------ INPUT DATA

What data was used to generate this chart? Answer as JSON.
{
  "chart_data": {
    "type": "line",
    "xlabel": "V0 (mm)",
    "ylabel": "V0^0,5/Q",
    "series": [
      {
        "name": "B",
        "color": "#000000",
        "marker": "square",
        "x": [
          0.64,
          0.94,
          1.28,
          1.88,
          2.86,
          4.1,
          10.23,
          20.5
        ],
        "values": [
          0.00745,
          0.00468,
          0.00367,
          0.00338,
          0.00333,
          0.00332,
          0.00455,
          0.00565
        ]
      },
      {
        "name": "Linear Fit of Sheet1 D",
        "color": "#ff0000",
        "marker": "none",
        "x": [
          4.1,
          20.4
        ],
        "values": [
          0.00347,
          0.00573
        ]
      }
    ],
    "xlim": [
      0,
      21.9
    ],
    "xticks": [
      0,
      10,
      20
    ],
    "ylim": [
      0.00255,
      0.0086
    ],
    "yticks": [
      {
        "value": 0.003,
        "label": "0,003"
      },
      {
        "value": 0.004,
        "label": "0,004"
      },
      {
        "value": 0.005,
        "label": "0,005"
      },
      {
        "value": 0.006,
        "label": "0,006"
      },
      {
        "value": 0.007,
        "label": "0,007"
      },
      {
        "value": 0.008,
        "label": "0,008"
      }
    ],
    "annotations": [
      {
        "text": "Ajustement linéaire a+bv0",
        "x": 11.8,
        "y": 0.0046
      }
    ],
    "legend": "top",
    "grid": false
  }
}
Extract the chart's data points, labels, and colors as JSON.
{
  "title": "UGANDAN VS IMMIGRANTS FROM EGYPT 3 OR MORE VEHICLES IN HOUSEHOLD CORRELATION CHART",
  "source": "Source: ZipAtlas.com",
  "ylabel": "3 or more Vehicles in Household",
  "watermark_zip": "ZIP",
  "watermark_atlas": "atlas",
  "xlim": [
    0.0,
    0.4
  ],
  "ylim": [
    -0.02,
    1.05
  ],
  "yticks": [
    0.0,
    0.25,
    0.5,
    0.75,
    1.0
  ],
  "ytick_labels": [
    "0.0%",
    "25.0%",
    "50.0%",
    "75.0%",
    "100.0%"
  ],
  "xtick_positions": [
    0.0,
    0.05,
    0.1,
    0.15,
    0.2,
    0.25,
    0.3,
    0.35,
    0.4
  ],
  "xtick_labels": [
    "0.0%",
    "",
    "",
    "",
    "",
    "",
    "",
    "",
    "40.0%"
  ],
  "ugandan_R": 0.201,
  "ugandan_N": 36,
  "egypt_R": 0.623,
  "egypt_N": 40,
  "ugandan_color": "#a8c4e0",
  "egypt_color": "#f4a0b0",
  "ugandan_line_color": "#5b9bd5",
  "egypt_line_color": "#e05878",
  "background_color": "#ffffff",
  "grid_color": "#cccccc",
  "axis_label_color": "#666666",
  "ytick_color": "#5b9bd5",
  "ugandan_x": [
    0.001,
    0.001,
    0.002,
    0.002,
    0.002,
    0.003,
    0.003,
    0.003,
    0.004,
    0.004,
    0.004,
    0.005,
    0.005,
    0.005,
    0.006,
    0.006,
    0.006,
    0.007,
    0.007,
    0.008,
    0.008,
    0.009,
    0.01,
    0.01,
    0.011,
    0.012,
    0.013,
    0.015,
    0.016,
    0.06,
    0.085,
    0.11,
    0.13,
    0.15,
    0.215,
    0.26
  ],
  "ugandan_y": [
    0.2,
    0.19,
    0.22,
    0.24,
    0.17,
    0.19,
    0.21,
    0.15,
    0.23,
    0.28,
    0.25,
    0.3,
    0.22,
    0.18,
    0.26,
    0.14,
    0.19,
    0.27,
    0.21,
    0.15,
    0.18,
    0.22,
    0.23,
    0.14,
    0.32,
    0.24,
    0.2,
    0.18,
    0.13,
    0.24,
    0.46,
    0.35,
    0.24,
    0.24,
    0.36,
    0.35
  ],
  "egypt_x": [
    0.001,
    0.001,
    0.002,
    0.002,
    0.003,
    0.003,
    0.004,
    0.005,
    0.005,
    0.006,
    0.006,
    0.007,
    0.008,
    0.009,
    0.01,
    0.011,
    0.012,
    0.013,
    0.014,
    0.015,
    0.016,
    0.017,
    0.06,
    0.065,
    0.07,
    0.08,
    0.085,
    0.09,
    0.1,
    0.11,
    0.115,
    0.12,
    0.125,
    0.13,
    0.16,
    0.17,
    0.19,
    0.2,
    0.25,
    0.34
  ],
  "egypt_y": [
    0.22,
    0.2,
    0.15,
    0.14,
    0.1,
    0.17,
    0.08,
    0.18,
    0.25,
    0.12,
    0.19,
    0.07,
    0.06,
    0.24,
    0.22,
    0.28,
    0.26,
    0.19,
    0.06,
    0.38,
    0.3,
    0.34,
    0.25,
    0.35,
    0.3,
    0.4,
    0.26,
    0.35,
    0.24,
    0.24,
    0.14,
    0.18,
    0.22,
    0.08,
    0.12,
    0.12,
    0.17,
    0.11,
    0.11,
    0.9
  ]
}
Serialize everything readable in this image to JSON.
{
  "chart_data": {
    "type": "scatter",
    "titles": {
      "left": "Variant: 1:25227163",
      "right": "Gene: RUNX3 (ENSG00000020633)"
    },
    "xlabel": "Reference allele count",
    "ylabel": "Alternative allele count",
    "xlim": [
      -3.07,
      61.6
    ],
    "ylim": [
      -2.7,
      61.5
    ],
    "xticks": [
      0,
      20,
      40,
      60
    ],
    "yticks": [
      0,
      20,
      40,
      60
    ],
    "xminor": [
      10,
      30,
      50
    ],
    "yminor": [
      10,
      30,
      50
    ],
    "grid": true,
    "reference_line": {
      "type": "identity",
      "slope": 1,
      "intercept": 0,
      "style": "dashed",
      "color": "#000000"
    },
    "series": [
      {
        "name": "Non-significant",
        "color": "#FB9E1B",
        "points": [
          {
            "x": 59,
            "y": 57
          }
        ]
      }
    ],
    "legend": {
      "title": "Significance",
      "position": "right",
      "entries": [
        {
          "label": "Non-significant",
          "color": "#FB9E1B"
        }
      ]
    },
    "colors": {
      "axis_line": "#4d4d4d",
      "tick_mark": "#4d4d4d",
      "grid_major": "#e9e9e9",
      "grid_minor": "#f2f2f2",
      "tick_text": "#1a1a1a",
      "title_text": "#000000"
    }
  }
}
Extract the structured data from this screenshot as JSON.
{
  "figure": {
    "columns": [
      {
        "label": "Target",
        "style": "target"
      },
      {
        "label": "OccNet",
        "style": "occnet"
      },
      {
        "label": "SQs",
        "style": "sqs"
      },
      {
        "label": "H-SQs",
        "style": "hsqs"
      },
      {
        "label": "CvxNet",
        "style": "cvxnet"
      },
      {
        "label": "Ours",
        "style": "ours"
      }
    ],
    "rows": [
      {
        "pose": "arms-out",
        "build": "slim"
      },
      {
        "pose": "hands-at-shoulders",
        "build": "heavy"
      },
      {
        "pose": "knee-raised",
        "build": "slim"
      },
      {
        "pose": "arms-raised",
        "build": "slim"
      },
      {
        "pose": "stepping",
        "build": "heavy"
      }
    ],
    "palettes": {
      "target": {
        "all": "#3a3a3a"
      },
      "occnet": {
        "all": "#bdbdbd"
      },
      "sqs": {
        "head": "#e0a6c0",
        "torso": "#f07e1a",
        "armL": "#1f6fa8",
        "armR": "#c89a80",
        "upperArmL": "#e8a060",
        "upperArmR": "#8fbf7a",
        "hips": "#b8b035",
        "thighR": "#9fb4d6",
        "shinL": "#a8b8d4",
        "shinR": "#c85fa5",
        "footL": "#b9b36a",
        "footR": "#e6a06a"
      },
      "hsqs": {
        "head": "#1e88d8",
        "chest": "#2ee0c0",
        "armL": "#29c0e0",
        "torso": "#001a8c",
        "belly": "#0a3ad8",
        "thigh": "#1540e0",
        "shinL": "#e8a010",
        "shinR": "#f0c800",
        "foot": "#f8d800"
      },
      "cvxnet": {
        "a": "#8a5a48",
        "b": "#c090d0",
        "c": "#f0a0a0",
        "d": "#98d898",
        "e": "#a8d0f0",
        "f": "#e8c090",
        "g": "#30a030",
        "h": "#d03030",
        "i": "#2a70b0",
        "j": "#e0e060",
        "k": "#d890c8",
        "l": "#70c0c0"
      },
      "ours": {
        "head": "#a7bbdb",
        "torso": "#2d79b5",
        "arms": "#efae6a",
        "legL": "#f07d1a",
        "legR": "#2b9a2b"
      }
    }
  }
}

------------

STATED TASK
Count each line of the data where the word "this" appears, then reply with the total only.

SOLUTION
3